--- Start of Records for this task ---

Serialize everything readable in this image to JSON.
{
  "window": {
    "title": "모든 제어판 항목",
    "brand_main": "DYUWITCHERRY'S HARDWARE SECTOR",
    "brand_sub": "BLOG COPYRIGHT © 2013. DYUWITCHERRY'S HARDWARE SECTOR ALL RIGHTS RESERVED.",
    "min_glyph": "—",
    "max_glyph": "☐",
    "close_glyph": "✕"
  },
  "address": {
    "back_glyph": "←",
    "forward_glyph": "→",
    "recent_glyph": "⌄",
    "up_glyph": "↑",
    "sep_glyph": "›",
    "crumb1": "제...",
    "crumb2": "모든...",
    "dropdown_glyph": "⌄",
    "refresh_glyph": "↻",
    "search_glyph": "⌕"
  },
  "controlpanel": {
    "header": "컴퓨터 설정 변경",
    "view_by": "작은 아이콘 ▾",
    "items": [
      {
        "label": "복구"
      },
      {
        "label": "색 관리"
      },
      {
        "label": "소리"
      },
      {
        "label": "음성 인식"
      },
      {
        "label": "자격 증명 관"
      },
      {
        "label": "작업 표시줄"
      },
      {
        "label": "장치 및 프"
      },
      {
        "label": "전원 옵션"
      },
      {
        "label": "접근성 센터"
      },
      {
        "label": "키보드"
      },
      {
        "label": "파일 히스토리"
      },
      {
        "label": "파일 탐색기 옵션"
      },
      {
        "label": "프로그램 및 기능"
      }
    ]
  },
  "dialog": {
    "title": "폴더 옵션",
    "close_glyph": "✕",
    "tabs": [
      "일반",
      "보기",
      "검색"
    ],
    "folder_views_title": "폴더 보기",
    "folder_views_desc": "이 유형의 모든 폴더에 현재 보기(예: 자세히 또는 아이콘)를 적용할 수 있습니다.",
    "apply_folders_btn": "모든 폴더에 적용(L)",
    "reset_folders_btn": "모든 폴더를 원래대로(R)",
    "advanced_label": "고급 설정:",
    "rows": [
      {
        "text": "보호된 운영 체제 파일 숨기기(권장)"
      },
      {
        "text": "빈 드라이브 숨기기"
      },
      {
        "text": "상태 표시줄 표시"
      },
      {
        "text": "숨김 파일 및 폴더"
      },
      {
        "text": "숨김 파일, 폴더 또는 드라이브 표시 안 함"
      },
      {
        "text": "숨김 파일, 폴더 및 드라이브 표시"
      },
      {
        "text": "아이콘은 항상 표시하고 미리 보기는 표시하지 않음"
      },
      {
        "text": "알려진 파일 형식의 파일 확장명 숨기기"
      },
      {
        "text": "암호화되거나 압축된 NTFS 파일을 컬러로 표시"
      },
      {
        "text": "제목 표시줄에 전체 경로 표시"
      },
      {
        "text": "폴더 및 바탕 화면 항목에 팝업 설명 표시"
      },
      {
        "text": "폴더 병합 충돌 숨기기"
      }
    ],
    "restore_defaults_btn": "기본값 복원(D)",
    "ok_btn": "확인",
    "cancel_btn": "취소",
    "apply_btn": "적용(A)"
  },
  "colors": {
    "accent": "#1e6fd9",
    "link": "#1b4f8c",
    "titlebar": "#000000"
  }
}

--- End of Records for this task ---

- _Exercise details_
Repeat the material above in full, keeping every word.

- _Reply_
Serialize everything readable in this image to JSON.
{
  "window": {
    "title": "모든 제어판 항목",
    "brand_main": "DYUWITCHERRY'S HARDWARE SECTOR",
    "brand_sub": "BLOG COPYRIGHT © 2013. DYUWITCHERRY'S HARDWARE SECTOR ALL RIGHTS RESERVED.",
    "min_glyph": "—",
    "max_glyph": "☐",
    "close_glyph": "✕"
  },
  "address": {
    "back_glyph": "←",
    "forward_glyph": "→",
    "recent_glyph": "⌄",
    "up_glyph": "↑",
    "sep_glyph": "›",
    "crumb1": "제...",
    "crumb2": "모든...",
    "dropdown_glyph": "⌄",
    "refresh_glyph": "↻",
    "search_glyph": "⌕"
  },
  "controlpanel": {
    "header": "컴퓨터 설정 변경",
    "view_by": "작은 아이콘 ▾",
    "items": [
      {
        "label": "복구"
      },
      {
        "label": "색 관리"
      },
      {
        "label": "소리"
      },
      {
        "label": "음성 인식"
      },
      {
        "label": "자격 증명 관"
      },
      {
        "label": "작업 표시줄"
      },
      {
        "label": "장치 및 프"
      },
      {
        "label": "전원 옵션"
      },
      {
        "label": "접근성 센터"
      },
      {
        "label": "키보드"
      },
      {
        "label": "파일 히스토리"
      },
      {
        "label": "파일 탐색기 옵션"
      },
      {
        "label": "프로그램 및 기능"
      }
    ]
  },
  "dialog": {
    "title": "폴더 옵션",
    "close_glyph": "✕",
    "tabs": [
      "일반",
      "보기",
      "검색"
    ],
    "folder_views_title": "폴더 보기",
    "folder_views_desc": "이 유형의 모든 폴더에 현재 보기(예: 자세히 또는 아이콘)를 적용할 수 있습니다.",
    "apply_folders_btn": "모든 폴더에 적용(L)",
    "reset_folders_btn": "모든 폴더를 원래대로(R)",
    "advanced_label": "고급 설정:",
    "rows": [
      {
        "text": "보호된 운영 체제 파일 숨기기(권장)"
      },
      {
        "text": "빈 드라이브 숨기기"
      },
      {
        "text": "상태 표시줄 표시"
      },
      {
        "text": "숨김 파일 및 폴더"
      },
      {
        "text": "숨김 파일, 폴더 또는 드라이브 표시 안 함"
      },
      {
        "text": "숨김 파일, 폴더 및 드라이브 표시"
      },
      {
        "text": "아이콘은 항상 표시하고 미리 보기는 표시하지 않음"
      },
      {
        "text": "알려진 파일 형식의 파일 확장명 숨기기"
      },
      {
        "text": "암호화되거나 압축된 NTFS 파일을 컬러로 표시"
      },
      {
        "text": "제목 표시줄에 전체 경로 표시"
      },
      {
        "text": "폴더 및 바탕 화면 항목에 팝업 설명 표시"
      },
      {
        "text": "폴더 병합 충돌 숨기기"
      }
    ],
    "restore_defaults_btn": "기본값 복원(D)",
    "ok_btn": "확인",
    "cancel_btn": "취소",
    "apply_btn": "적용(A)"
  },
  "colors": {
    "accent": "#1e6fd9",
    "link": "#1b4f8c",
    "titlebar": "#000000"
  }
}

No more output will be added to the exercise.